Omit the images, then print each record below exactly as it reads.

** Start of GIVEN INFORMATION **

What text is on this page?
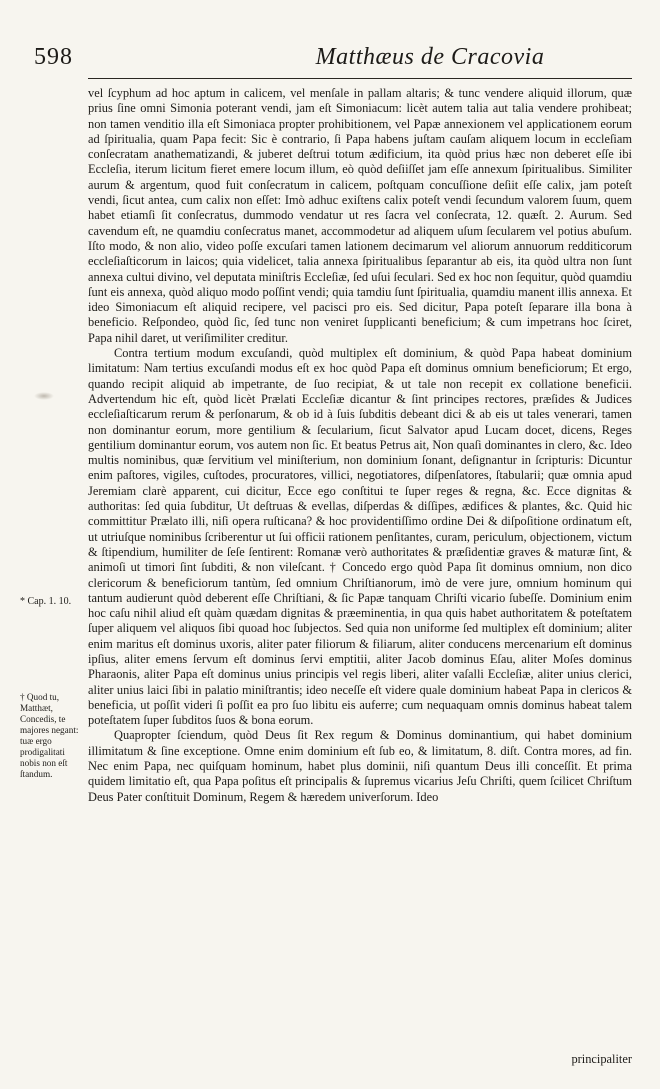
598	Matthæus de Cracovia

vel ſcyphum ad hoc aptum in calicem, vel menſale in pallam altaris; & tunc vendere aliquid illorum, quæ prius ſine omni Simonia poterant vendi, jam eſt Simoniacum: licèt autem talia aut talia vendere prohibeat; non tamen venditio illa eſt Simoniaca propter prohibitionem, vel Papæ annexionem vel applicationem eorum ad ſpiritualia, quam Papa fecit: Sic è contrario, ſi Papa habens juſtam cauſam aliquem locum in eccleſiam conſecratam anathematizandi, & juberet deſtrui totum ædificium, ita quòd prius hæc non deberet eſſe ibi Eccleſia, iterum licitum fieret emere locum illum, eò quòd deſiiſſet jam eſſe annexum ſpiritualibus. Similiter aurum & argentum, quod fuit conſecratum in calicem, poſtquam concuſſione deſiit eſſe calix, jam poteſt vendi, ſicut antea, cum calix non eſſet: Imò adhuc exiſtens calix poteſt vendi ſecundum valorem ſuum, quem habet etiamſi ſit conſecratus, dummodo vendatur ut res ſacra vel conſecrata, 12. quæſt. 2. Aurum. Sed cavendum eſt, ne quamdiu conſecratus manet, accommodetur ad aliquem uſum ſecularem vel potius abuſum. Iſto modo, & non alio, video poſſe excuſari tamen lationem decimarum vel aliorum annuorum redditicorum eccleſiaſticorum in laicos; quia videlicet, talia annexa ſpiritualibus ſeparantur ab eis, ita quòd ultra non ſunt annexa cultui divino, vel deputata miniſtris Eccleſiæ, ſed uſui ſeculari. Sed ex hoc non ſequitur, quòd quamdiu ſunt eis annexa, quòd aliquo modo poſſint vendi; quia tamdiu ſunt ſpiritualia, quamdiu manent illis annexa. Et ideo Simoniacum eſt aliquid recipere, vel pacisci pro eis. Sed dicitur, Papa poteſt ſeparare illa bona à beneficio. Reſpondeo, quòd ſic, ſed tunc non veniret ſupplicanti beneficium; & cum impetrans hoc ſciret, Papa nihil daret, ut veriſimiliter creditur.

Contra tertium modum excuſandi, quòd multiplex eſt dominium, & quòd Papa habeat dominium limitatum: Nam tertius excuſandi modus eſt ex hoc quòd Papa eſt dominus omnium beneficiorum; Et ergo, quando recipit aliquid ab impetrante, de ſuo recipiat, & ut tale non recepit ex collatione beneficii. Advertendum hic eſt, quòd licèt Prælati Eccleſiæ dicantur & ſint principes rectores, præſides & Judices eccleſiaſticarum rerum & perſonarum, & ob id à ſuis ſubditis debeant dici & ab eis ut tales venerari, tamen non dominantur eorum, more gentilium & ſecularium, ſicut Salvator apud Lucam docet, dicens, Reges gentilium dominantur eorum, vos autem non ſic. Et beatus Petrus ait, Non quaſi dominantes in clero, &c. Ideo multis nominibus, quæ ſervitium vel miniſterium, non dominium ſonant, deſignantur in ſcripturis: Dicuntur enim paſtores, vigiles, cuſtodes, procuratores, villici, negotiatores, diſpenſatores, ſtabularii; quæ omnia apud Jeremiam clarè apparent, cui dicitur, Ecce ego conſtitui te ſuper reges & regna, &c. Ecce dignitas & authoritas: ſed quia ſubditur, Ut deſtruas & evellas, diſperdas & diſſipes, ædifices & plantes, &c. Quid hic committitur Prælato illi, niſi opera ruſticana? & hoc providentiſſimo ordine Dei & diſpoſitione ordinatum eſt, ut utriuſque nominibus ſcriberentur ut ſui officii rationem penſitantes, curam, periculum, objectionem, victum & ſtipendium, humiliter de ſeſe ſentirent: Romanæ verò authoritates & præſidentiæ graves & maturæ ſint, & animoſi ut timori ſint ſubditi, & non vileſcant. † Concedo ergo quòd Papa ſit dominus omnium, non dico clericorum & beneficiorum tantùm, ſed omnium Chriſtianorum, imò de vere jure, omnium hominum qui tantum audierunt quòd deberent eſſe Chriſtiani, & ſic Papæ tanquam Chriſti vicario ſubeſſe. Dominium enim hoc caſu nihil aliud eſt quàm quædam dignitas & præeminentia, in qua quis habet authoritatem & poteſtatem ſuper aliquem vel aliquos ſibi quoad hoc ſubjectos. Sed quia non uniforme ſed multiplex eſt dominium; aliter enim maritus eſt dominus uxoris, aliter pater filiorum & filiarum, aliter conducens mercenarium eſt dominus ipſius, aliter emens ſervum eſt dominus ſervi emptitii, aliter Jacob dominus Eſau, aliter Moſes dominus Pharaonis, aliter Papa eſt dominus unius principis vel regis liberi, aliter vaſalli Eccleſiæ, aliter unius clerici, aliter unius laici ſibi in palatio miniſtrantis; ideo neceſſe eſt videre quale dominium habeat Papa in clericos & beneficia, ut poſſit videri ſi poſſit ea pro ſuo libitu eis auferre; cum nequaquam omnis dominus habeat talem poteſtatem ſuper ſubditos ſuos & bona eorum.

Quapropter ſciendum, quòd Deus ſit Rex regum & Dominus dominantium, qui habet dominium illimitatum & ſine exceptione. Omne enim dominium eſt ſub eo, & limitatum, 8. diſt. Contra mores, ad fin. Nec enim Papa, nec quiſquam hominum, habet plus dominii, niſi quantum Deus illi conceſſit. Et prima quidem limitatio eſt, qua Papa poſitus eſt principalis & ſupremus vicarius Jeſu Chriſti, quem ſcilicet Chriſtum Deus Pater conſtituit Dominum, Regem & hæredem univerſorum. Ideo

* Cap. 1. 10.
† Quod tu, Matthæt, Concedis, te majores negant: tuæ ergo prodigalitati nobis non eſt ſtandum.
principaliter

** End of GIVEN INFORMATION **

OUTPUT FOR THIS EXERCISE ::
What text is on this page?
598	Matthæus de Cracovia

vel ſcyphum ad hoc aptum in calicem, vel menſale in pallam altaris; & tunc vendere aliquid illorum, quæ prius ſine omni Simonia poterant vendi, jam eſt Simoniacum: licèt autem talia aut talia vendere prohibeat; non tamen venditio illa eſt Simoniaca propter prohibitionem, vel Papæ annexionem vel applicationem eorum ad ſpiritualia, quam Papa fecit: Sic è contrario, ſi Papa habens juſtam cauſam aliquem locum in eccleſiam conſecratam anathematizandi, & juberet deſtrui totum ædificium, ita quòd prius hæc non deberet eſſe ibi Eccleſia, iterum licitum fieret emere locum illum, eò quòd deſiiſſet jam eſſe annexum ſpiritualibus. Similiter aurum & argentum, quod fuit conſecratum in calicem, poſtquam concuſſione deſiit eſſe calix, jam poteſt vendi, ſicut antea, cum calix non eſſet: Imò adhuc exiſtens calix poteſt vendi ſecundum valorem ſuum, quem habet etiamſi ſit conſecratus, dummodo vendatur ut res ſacra vel conſecrata, 12. quæſt. 2. Aurum. Sed cavendum eſt, ne quamdiu conſecratus manet, accommodetur ad aliquem uſum ſecularem vel potius abuſum. Iſto modo, & non alio, video poſſe excuſari tamen lationem decimarum vel aliorum annuorum redditicorum eccleſiaſticorum in laicos; quia videlicet, talia annexa ſpiritualibus ſeparantur ab eis, ita quòd ultra non ſunt annexa cultui divino, vel deputata miniſtris Eccleſiæ, ſed uſui ſeculari. Sed ex hoc non ſequitur, quòd quamdiu ſunt eis annexa, quòd aliquo modo poſſint vendi; quia tamdiu ſunt ſpiritualia, quamdiu manent illis annexa. Et ideo Simoniacum eſt aliquid recipere, vel pacisci pro eis. Sed dicitur, Papa poteſt ſeparare illa bona à beneficio. Reſpondeo, quòd ſic, ſed tunc non veniret ſupplicanti beneficium; & cum impetrans hoc ſciret, Papa nihil daret, ut veriſimiliter creditur.

Contra tertium modum excuſandi, quòd multiplex eſt dominium, & quòd Papa habeat dominium limitatum: Nam tertius excuſandi modus eſt ex hoc quòd Papa eſt dominus omnium beneficiorum; Et ergo, quando recipit aliquid ab impetrante, de ſuo recipiat, & ut tale non recepit ex collatione beneficii. Advertendum hic eſt, quòd licèt Prælati Eccleſiæ dicantur & ſint principes rectores, præſides & Judices eccleſiaſticarum rerum & perſonarum, & ob id à ſuis ſubditis debeant dici & ab eis ut tales venerari, tamen non dominantur eorum, more gentilium & ſecularium, ſicut Salvator apud Lucam docet, dicens, Reges gentilium dominantur eorum, vos autem non ſic. Et beatus Petrus ait, Non quaſi dominantes in clero, &c. Ideo multis nominibus, quæ ſervitium vel miniſterium, non dominium ſonant, deſignantur in ſcripturis: Dicuntur enim paſtores, vigiles, cuſtodes, procuratores, villici, negotiatores, diſpenſatores, ſtabularii; quæ omnia apud Jeremiam clarè apparent, cui dicitur, Ecce ego conſtitui te ſuper reges & regna, &c. Ecce dignitas & authoritas: ſed quia ſubditur, Ut deſtruas & evellas, diſperdas & diſſipes, ædifices & plantes, &c. Quid hic committitur Prælato illi, niſi opera ruſticana? & hoc providentiſſimo ordine Dei & diſpoſitione ordinatum eſt, ut utriuſque nominibus ſcriberentur ut ſui officii rationem penſitantes, curam, periculum, objectionem, victum & ſtipendium, humiliter de ſeſe ſentirent: Romanæ verò authoritates & præſidentiæ graves & maturæ ſint, & animoſi ut timori ſint ſubditi, & non vileſcant. † Concedo ergo quòd Papa ſit dominus omnium, non dico clericorum & beneficiorum tantùm, ſed omnium Chriſtianorum, imò de vere jure, omnium hominum qui tantum audierunt quòd deberent eſſe Chriſtiani, & ſic Papæ tanquam Chriſti vicario ſubeſſe. Dominium enim hoc caſu nihil aliud eſt quàm quædam dignitas & præeminentia, in qua quis habet authoritatem & poteſtatem ſuper aliquem vel aliquos ſibi quoad hoc ſubjectos. Sed quia non uniforme ſed multiplex eſt dominium; aliter enim maritus eſt dominus uxoris, aliter pater filiorum & filiarum, aliter conducens mercenarium eſt dominus ipſius, aliter emens ſervum eſt dominus ſervi emptitii, aliter Jacob dominus Eſau, aliter Moſes dominus Pharaonis, aliter Papa eſt dominus unius principis vel regis liberi, aliter vaſalli Eccleſiæ, aliter unius clerici, aliter unius laici ſibi in palatio miniſtrantis; ideo neceſſe eſt videre quale dominium habeat Papa in clericos & beneficia, ut poſſit videri ſi poſſit ea pro ſuo libitu eis auferre; cum nequaquam omnis dominus habeat talem poteſtatem ſuper ſubditos ſuos & bona eorum.

Quapropter ſciendum, quòd Deus ſit Rex regum & Dominus dominantium, qui habet dominium illimitatum & ſine exceptione. Omne enim dominium eſt ſub eo, & limitatum, 8. diſt. Contra mores, ad fin. Nec enim Papa, nec quiſquam hominum, habet plus dominii, niſi quantum Deus illi conceſſit. Et prima quidem limitatio eſt, qua Papa poſitus eſt principalis & ſupremus vicarius Jeſu Chriſti, quem ſcilicet Chriſtum Deus Pater conſtituit Dominum, Regem & hæredem univerſorum. Ideo

* Cap. 1. 10.
† Quod tu, Matthæt, Concedis, te majores negant: tuæ ergo prodigalitati nobis non eſt ſtandum.
principaliter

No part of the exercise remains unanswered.